THE TASK | Wherever the word "Bildecken" appears in the entries, copy the whole line.

DATA FOR THIS TASK |
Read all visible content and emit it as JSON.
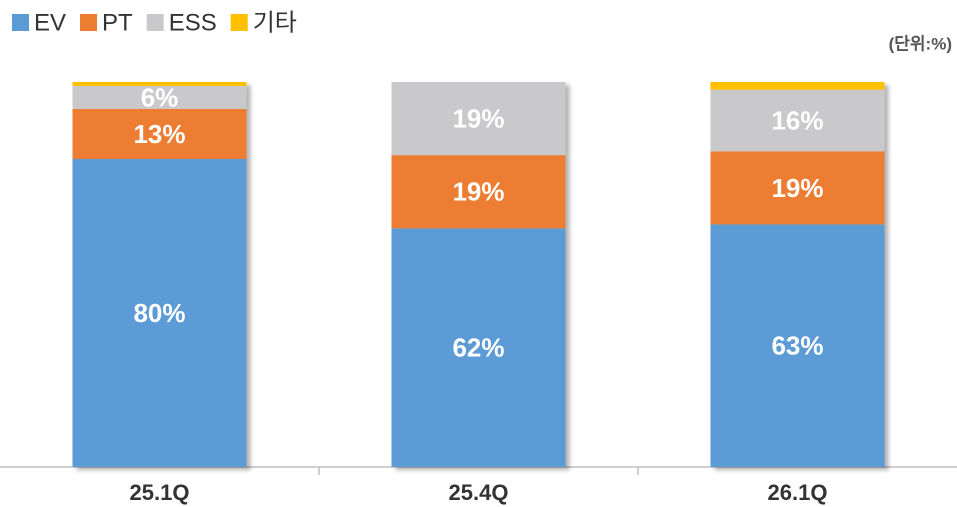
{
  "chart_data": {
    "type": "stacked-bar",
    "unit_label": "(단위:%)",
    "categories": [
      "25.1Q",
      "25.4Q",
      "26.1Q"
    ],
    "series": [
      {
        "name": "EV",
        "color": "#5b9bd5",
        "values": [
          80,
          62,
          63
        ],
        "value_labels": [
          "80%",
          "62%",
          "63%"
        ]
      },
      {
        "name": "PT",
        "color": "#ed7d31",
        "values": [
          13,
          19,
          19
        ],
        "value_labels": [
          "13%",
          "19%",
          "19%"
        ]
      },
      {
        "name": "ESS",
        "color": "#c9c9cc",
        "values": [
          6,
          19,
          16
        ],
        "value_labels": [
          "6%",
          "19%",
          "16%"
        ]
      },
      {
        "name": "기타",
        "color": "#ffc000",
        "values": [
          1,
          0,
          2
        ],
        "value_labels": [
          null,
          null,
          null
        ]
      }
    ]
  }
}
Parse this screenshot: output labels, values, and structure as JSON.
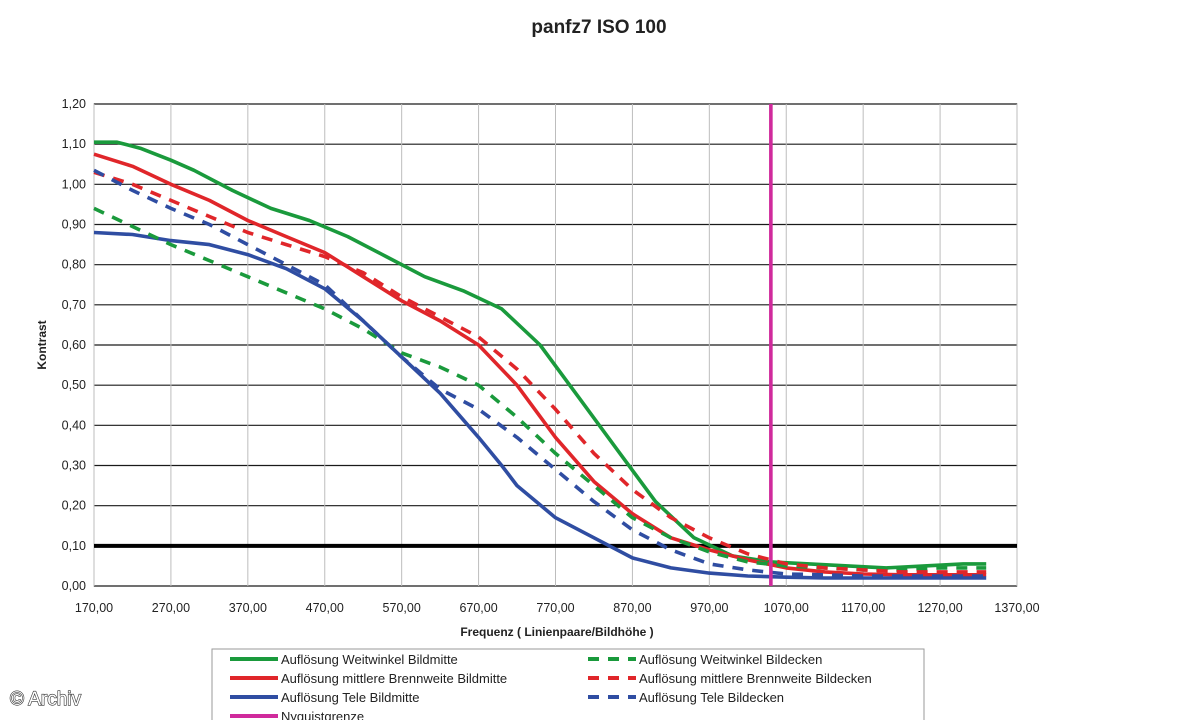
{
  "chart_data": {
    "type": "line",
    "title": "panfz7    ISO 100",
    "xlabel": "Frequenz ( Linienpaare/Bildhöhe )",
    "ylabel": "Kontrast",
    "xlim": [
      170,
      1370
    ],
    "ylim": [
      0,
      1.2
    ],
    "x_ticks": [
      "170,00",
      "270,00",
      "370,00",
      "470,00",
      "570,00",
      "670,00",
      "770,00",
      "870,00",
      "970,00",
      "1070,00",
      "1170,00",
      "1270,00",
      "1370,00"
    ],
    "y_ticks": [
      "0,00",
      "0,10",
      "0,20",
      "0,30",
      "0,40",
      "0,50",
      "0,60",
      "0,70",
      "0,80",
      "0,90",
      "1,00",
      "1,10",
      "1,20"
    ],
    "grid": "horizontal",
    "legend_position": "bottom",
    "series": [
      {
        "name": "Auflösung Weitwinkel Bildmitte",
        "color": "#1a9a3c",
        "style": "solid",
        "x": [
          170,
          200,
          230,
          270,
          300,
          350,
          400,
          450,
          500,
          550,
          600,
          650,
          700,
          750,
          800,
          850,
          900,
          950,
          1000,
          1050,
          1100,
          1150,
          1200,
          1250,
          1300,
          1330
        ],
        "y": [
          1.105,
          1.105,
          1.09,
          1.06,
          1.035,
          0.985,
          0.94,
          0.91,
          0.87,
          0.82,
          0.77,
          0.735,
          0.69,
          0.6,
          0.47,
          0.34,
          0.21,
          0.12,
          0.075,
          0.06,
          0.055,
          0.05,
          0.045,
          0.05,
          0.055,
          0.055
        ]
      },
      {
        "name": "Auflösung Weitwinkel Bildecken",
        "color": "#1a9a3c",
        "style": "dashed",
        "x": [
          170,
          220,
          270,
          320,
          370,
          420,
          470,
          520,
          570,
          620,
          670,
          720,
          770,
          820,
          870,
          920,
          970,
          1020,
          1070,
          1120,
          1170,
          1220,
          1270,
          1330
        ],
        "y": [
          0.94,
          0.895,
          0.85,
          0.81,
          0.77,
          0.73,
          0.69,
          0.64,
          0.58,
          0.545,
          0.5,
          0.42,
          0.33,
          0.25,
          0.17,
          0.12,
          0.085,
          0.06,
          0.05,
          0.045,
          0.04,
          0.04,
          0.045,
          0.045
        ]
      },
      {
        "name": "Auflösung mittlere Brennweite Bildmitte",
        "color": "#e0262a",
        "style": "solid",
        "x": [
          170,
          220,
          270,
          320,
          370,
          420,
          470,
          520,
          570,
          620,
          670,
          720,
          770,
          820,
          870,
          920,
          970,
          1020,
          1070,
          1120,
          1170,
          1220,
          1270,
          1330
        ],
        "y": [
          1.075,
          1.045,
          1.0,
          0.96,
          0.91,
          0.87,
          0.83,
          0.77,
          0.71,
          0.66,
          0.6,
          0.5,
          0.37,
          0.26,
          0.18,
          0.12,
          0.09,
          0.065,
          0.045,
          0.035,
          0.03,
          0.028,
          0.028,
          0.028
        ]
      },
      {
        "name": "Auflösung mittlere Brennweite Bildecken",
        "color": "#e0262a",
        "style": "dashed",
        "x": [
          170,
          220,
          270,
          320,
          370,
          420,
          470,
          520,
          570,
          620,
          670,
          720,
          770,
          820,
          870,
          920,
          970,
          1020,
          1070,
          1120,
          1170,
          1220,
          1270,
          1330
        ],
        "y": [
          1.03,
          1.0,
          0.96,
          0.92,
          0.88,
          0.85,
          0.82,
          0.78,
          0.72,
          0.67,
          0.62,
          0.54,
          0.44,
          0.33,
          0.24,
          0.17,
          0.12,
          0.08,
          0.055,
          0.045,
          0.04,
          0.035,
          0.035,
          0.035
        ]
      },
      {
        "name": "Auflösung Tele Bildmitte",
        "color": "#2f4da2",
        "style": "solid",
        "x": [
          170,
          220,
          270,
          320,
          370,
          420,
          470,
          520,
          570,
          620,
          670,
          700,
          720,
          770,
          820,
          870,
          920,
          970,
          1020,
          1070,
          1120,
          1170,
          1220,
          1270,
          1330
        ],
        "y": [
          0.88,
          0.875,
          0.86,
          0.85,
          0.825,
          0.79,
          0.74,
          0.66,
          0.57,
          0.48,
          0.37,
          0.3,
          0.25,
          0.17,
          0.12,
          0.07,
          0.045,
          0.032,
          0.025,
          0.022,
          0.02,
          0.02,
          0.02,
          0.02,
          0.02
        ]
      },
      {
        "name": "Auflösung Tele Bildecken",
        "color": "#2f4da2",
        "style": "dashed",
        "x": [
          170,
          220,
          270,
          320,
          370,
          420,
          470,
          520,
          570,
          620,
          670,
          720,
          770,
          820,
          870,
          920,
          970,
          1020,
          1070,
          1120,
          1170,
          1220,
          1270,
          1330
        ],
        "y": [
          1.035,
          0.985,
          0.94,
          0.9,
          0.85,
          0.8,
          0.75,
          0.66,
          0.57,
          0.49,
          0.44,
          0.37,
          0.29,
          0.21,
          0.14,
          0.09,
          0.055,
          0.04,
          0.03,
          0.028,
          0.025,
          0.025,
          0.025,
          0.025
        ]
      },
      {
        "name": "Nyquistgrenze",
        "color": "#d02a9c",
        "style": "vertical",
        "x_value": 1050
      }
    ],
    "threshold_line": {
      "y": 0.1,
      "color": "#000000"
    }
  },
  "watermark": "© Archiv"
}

SOLUTION TO THIS PROBLEM |
        "name": "Auflösung Weitwinkel Bildecken",
        "name": "Auflösung mittlere Brennweite Bildecken",
        "name": "Auflösung Tele Bildecken",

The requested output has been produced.